═══ DATA FOR THIS EXERCISE ═══
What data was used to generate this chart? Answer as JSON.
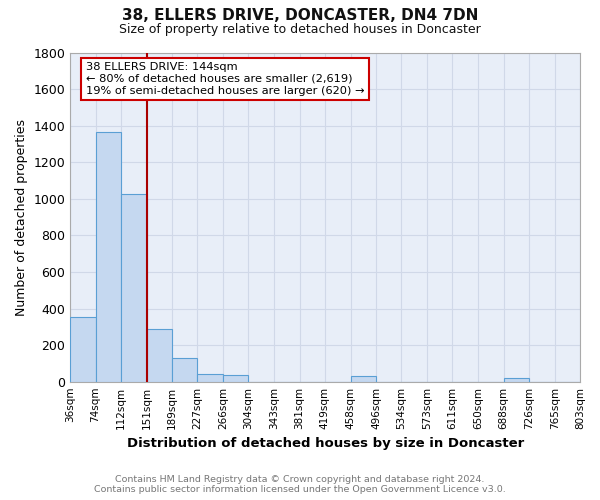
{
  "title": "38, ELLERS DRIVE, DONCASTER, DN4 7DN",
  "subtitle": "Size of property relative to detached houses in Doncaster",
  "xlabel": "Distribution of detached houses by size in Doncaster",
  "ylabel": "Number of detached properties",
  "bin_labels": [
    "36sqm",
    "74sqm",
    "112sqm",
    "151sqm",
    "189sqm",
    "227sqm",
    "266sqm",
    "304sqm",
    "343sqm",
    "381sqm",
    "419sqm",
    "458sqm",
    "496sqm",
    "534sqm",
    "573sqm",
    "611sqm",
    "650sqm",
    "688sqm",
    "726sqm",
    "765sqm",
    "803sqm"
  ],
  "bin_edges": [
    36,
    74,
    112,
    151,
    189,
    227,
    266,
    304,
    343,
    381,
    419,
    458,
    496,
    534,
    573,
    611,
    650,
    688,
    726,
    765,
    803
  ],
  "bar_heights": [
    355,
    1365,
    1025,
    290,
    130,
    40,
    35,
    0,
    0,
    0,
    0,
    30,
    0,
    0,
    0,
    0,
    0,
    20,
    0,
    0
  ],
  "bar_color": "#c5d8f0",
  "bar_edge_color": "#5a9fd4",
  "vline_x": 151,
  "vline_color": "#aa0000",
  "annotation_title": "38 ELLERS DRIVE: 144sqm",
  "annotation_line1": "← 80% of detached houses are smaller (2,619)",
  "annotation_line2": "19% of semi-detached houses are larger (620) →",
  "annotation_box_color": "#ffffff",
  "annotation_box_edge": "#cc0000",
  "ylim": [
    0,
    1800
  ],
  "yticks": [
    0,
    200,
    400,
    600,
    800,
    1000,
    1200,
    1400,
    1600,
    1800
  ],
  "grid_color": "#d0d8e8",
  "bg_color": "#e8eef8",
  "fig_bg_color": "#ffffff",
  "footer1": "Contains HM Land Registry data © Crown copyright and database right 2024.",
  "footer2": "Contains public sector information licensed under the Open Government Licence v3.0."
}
═══
═══ DATA FOR THIS EXERCISE ═══
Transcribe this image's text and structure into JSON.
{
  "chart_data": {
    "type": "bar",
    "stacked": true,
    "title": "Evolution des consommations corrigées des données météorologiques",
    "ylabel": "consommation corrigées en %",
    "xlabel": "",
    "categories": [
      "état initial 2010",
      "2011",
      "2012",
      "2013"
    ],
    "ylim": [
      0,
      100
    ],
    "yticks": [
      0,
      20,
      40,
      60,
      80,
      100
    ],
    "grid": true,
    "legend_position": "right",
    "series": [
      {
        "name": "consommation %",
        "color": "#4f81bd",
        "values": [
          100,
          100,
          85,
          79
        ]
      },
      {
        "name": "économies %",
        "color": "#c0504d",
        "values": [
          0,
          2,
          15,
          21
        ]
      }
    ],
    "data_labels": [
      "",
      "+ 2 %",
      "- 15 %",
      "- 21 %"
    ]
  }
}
═══
■ **REQUIRED TASK**
Gather up, from the records above, each line where the word "JSON" appears.

■ **RESULT OF THIS EXERCISE**
What data was used to generate this chart? Answer as JSON.
Transcribe this image's text and structure into JSON.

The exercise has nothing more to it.